> **Provided information**:
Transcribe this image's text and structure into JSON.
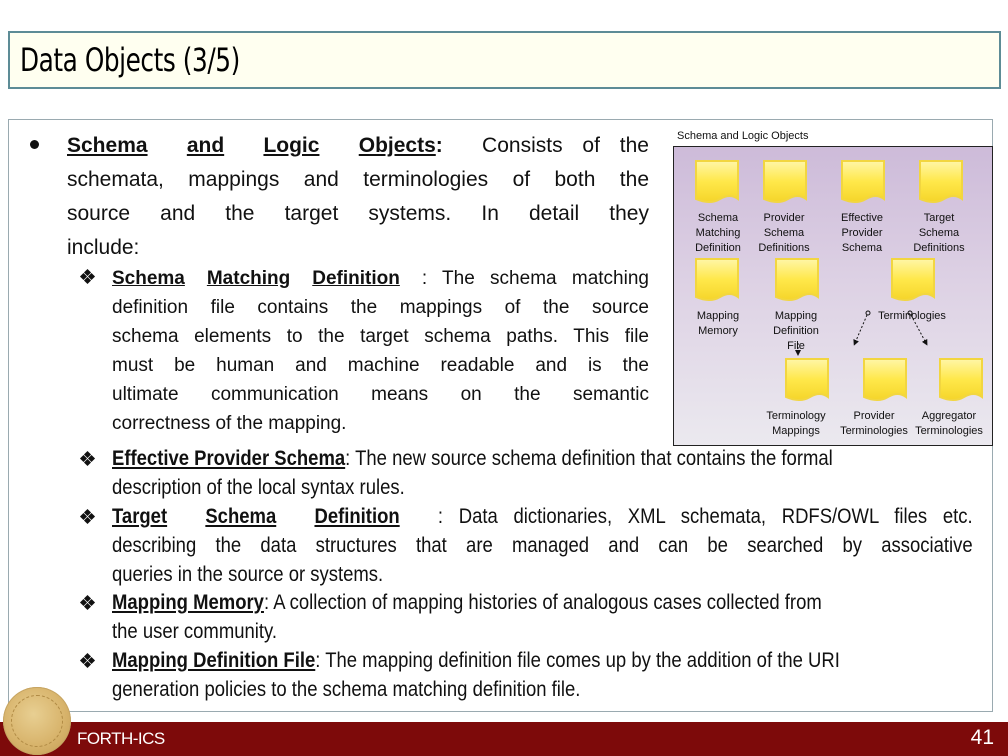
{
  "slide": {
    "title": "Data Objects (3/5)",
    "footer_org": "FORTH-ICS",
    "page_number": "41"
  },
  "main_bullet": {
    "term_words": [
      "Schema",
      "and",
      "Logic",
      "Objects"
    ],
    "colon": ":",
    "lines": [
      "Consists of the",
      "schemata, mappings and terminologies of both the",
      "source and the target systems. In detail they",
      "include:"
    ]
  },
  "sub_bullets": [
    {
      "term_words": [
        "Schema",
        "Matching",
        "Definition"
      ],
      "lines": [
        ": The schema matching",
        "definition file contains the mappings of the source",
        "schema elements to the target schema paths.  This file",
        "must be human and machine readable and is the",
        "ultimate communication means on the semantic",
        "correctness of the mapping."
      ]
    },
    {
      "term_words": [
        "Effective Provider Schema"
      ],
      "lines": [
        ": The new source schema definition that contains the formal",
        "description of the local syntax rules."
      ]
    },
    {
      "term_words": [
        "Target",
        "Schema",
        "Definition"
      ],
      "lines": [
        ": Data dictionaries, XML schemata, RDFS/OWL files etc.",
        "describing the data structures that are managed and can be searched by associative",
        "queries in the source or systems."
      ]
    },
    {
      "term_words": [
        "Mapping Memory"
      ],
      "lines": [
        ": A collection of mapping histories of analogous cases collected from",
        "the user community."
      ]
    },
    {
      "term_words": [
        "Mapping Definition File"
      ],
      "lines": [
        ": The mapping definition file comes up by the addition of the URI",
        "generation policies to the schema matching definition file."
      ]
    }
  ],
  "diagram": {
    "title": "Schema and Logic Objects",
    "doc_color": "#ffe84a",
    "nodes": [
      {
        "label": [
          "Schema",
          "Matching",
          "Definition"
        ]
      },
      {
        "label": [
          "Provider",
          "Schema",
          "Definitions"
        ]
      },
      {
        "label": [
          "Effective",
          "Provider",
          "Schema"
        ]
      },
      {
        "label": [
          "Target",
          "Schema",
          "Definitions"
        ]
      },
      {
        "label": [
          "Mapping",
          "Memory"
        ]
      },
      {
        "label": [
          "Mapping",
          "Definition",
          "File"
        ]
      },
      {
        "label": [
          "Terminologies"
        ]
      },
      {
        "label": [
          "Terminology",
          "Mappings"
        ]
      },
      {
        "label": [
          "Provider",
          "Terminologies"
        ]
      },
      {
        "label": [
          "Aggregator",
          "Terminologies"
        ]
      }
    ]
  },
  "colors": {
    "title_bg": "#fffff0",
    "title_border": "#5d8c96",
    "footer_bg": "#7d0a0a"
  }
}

> **Exercise aim**: Reproduce the listing word for word and omit its pictures.

> **Exercise solution**:
Transcribe this image's text and structure into JSON.
{
  "slide": {
    "title": "Data Objects (3/5)",
    "footer_org": "FORTH-ICS",
    "page_number": "41"
  },
  "main_bullet": {
    "term_words": [
      "Schema",
      "and",
      "Logic",
      "Objects"
    ],
    "colon": ":",
    "lines": [
      "Consists of the",
      "schemata, mappings and terminologies of both the",
      "source and the target systems. In detail they",
      "include:"
    ]
  },
  "sub_bullets": [
    {
      "term_words": [
        "Schema",
        "Matching",
        "Definition"
      ],
      "lines": [
        ": The schema matching",
        "definition file contains the mappings of the source",
        "schema elements to the target schema paths.  This file",
        "must be human and machine readable and is the",
        "ultimate communication means on the semantic",
        "correctness of the mapping."
      ]
    },
    {
      "term_words": [
        "Effective Provider Schema"
      ],
      "lines": [
        ": The new source schema definition that contains the formal",
        "description of the local syntax rules."
      ]
    },
    {
      "term_words": [
        "Target",
        "Schema",
        "Definition"
      ],
      "lines": [
        ": Data dictionaries, XML schemata, RDFS/OWL files etc.",
        "describing the data structures that are managed and can be searched by associative",
        "queries in the source or systems."
      ]
    },
    {
      "term_words": [
        "Mapping Memory"
      ],
      "lines": [
        ": A collection of mapping histories of analogous cases collected from",
        "the user community."
      ]
    },
    {
      "term_words": [
        "Mapping Definition File"
      ],
      "lines": [
        ": The mapping definition file comes up by the addition of the URI",
        "generation policies to the schema matching definition file."
      ]
    }
  ],
  "diagram": {
    "title": "Schema and Logic Objects",
    "doc_color": "#ffe84a",
    "nodes": [
      {
        "label": [
          "Schema",
          "Matching",
          "Definition"
        ]
      },
      {
        "label": [
          "Provider",
          "Schema",
          "Definitions"
        ]
      },
      {
        "label": [
          "Effective",
          "Provider",
          "Schema"
        ]
      },
      {
        "label": [
          "Target",
          "Schema",
          "Definitions"
        ]
      },
      {
        "label": [
          "Mapping",
          "Memory"
        ]
      },
      {
        "label": [
          "Mapping",
          "Definition",
          "File"
        ]
      },
      {
        "label": [
          "Terminologies"
        ]
      },
      {
        "label": [
          "Terminology",
          "Mappings"
        ]
      },
      {
        "label": [
          "Provider",
          "Terminologies"
        ]
      },
      {
        "label": [
          "Aggregator",
          "Terminologies"
        ]
      }
    ]
  },
  "colors": {
    "title_bg": "#fffff0",
    "title_border": "#5d8c96",
    "footer_bg": "#7d0a0a"
  }
}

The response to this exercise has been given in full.